▶ _Input_
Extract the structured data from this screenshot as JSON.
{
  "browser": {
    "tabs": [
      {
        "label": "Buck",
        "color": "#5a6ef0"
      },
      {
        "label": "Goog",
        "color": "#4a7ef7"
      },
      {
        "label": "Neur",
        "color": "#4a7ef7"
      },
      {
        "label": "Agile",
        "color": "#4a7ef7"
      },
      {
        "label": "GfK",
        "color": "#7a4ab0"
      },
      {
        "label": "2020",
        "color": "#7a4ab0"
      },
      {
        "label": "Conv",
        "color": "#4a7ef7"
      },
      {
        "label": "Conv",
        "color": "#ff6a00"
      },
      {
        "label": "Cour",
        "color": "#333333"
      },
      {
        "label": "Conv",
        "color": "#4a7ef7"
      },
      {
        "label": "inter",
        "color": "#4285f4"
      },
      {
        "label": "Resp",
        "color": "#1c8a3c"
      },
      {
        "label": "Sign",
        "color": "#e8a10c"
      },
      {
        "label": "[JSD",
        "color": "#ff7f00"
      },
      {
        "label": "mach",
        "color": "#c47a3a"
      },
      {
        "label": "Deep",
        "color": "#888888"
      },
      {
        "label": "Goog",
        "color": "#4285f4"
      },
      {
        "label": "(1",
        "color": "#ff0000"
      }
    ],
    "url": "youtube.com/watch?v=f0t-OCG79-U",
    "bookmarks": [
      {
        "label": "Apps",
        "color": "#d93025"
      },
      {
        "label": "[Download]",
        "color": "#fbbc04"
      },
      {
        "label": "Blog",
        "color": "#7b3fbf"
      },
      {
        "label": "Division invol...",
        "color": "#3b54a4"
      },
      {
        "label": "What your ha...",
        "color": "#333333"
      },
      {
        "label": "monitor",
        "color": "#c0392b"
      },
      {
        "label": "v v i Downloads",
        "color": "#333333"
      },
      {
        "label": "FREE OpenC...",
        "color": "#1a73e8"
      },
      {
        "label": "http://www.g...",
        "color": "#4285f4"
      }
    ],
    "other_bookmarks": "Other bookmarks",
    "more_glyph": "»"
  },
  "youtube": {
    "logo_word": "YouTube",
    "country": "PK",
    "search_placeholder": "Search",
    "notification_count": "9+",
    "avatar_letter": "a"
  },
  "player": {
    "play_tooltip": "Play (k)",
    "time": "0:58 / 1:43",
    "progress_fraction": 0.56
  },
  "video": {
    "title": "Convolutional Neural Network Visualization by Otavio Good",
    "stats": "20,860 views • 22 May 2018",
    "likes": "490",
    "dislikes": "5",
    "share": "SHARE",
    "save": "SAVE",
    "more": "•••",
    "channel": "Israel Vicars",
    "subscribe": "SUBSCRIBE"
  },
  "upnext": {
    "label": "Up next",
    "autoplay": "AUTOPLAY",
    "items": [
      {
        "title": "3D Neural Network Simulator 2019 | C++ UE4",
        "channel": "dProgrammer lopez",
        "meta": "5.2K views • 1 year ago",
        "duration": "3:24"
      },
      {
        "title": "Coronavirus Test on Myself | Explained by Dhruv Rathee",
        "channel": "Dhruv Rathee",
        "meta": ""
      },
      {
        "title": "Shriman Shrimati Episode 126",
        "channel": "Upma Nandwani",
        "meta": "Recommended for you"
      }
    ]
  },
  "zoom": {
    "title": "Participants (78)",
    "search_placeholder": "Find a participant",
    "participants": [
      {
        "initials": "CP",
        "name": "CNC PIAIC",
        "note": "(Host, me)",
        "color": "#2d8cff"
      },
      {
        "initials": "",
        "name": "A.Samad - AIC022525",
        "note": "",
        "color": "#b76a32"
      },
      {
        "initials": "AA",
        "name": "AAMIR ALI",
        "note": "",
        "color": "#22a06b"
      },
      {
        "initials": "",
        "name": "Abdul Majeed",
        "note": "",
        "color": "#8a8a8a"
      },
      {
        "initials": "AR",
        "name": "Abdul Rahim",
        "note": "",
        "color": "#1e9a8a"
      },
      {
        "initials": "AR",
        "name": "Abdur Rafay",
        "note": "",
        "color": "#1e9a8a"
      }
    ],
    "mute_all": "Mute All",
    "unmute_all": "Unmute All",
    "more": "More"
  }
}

▶ _The task_
An exact copy of every record above is required.

▶ _Answer below_
Extract the structured data from this screenshot as JSON.
{
  "browser": {
    "tabs": [
      {
        "label": "Buck",
        "color": "#5a6ef0"
      },
      {
        "label": "Goog",
        "color": "#4a7ef7"
      },
      {
        "label": "Neur",
        "color": "#4a7ef7"
      },
      {
        "label": "Agile",
        "color": "#4a7ef7"
      },
      {
        "label": "GfK",
        "color": "#7a4ab0"
      },
      {
        "label": "2020",
        "color": "#7a4ab0"
      },
      {
        "label": "Conv",
        "color": "#4a7ef7"
      },
      {
        "label": "Conv",
        "color": "#ff6a00"
      },
      {
        "label": "Cour",
        "color": "#333333"
      },
      {
        "label": "Conv",
        "color": "#4a7ef7"
      },
      {
        "label": "inter",
        "color": "#4285f4"
      },
      {
        "label": "Resp",
        "color": "#1c8a3c"
      },
      {
        "label": "Sign",
        "color": "#e8a10c"
      },
      {
        "label": "[JSD",
        "color": "#ff7f00"
      },
      {
        "label": "mach",
        "color": "#c47a3a"
      },
      {
        "label": "Deep",
        "color": "#888888"
      },
      {
        "label": "Goog",
        "color": "#4285f4"
      },
      {
        "label": "(1",
        "color": "#ff0000"
      }
    ],
    "url": "youtube.com/watch?v=f0t-OCG79-U",
    "bookmarks": [
      {
        "label": "Apps",
        "color": "#d93025"
      },
      {
        "label": "[Download]",
        "color": "#fbbc04"
      },
      {
        "label": "Blog",
        "color": "#7b3fbf"
      },
      {
        "label": "Division invol...",
        "color": "#3b54a4"
      },
      {
        "label": "What your ha...",
        "color": "#333333"
      },
      {
        "label": "monitor",
        "color": "#c0392b"
      },
      {
        "label": "v v i Downloads",
        "color": "#333333"
      },
      {
        "label": "FREE OpenC...",
        "color": "#1a73e8"
      },
      {
        "label": "http://www.g...",
        "color": "#4285f4"
      }
    ],
    "other_bookmarks": "Other bookmarks",
    "more_glyph": "»"
  },
  "youtube": {
    "logo_word": "YouTube",
    "country": "PK",
    "search_placeholder": "Search",
    "notification_count": "9+",
    "avatar_letter": "a"
  },
  "player": {
    "play_tooltip": "Play (k)",
    "time": "0:58 / 1:43",
    "progress_fraction": 0.56
  },
  "video": {
    "title": "Convolutional Neural Network Visualization by Otavio Good",
    "stats": "20,860 views • 22 May 2018",
    "likes": "490",
    "dislikes": "5",
    "share": "SHARE",
    "save": "SAVE",
    "more": "•••",
    "channel": "Israel Vicars",
    "subscribe": "SUBSCRIBE"
  },
  "upnext": {
    "label": "Up next",
    "autoplay": "AUTOPLAY",
    "items": [
      {
        "title": "3D Neural Network Simulator 2019 | C++ UE4",
        "channel": "dProgrammer lopez",
        "meta": "5.2K views • 1 year ago",
        "duration": "3:24"
      },
      {
        "title": "Coronavirus Test on Myself | Explained by Dhruv Rathee",
        "channel": "Dhruv Rathee",
        "meta": ""
      },
      {
        "title": "Shriman Shrimati Episode 126",
        "channel": "Upma Nandwani",
        "meta": "Recommended for you"
      }
    ]
  },
  "zoom": {
    "title": "Participants (78)",
    "search_placeholder": "Find a participant",
    "participants": [
      {
        "initials": "CP",
        "name": "CNC PIAIC",
        "note": "(Host, me)",
        "color": "#2d8cff"
      },
      {
        "initials": "",
        "name": "A.Samad - AIC022525",
        "note": "",
        "color": "#b76a32"
      },
      {
        "initials": "AA",
        "name": "AAMIR ALI",
        "note": "",
        "color": "#22a06b"
      },
      {
        "initials": "",
        "name": "Abdul Majeed",
        "note": "",
        "color": "#8a8a8a"
      },
      {
        "initials": "AR",
        "name": "Abdul Rahim",
        "note": "",
        "color": "#1e9a8a"
      },
      {
        "initials": "AR",
        "name": "Abdur Rafay",
        "note": "",
        "color": "#1e9a8a"
      }
    ],
    "mute_all": "Mute All",
    "unmute_all": "Unmute All",
    "more": "More"
  }
}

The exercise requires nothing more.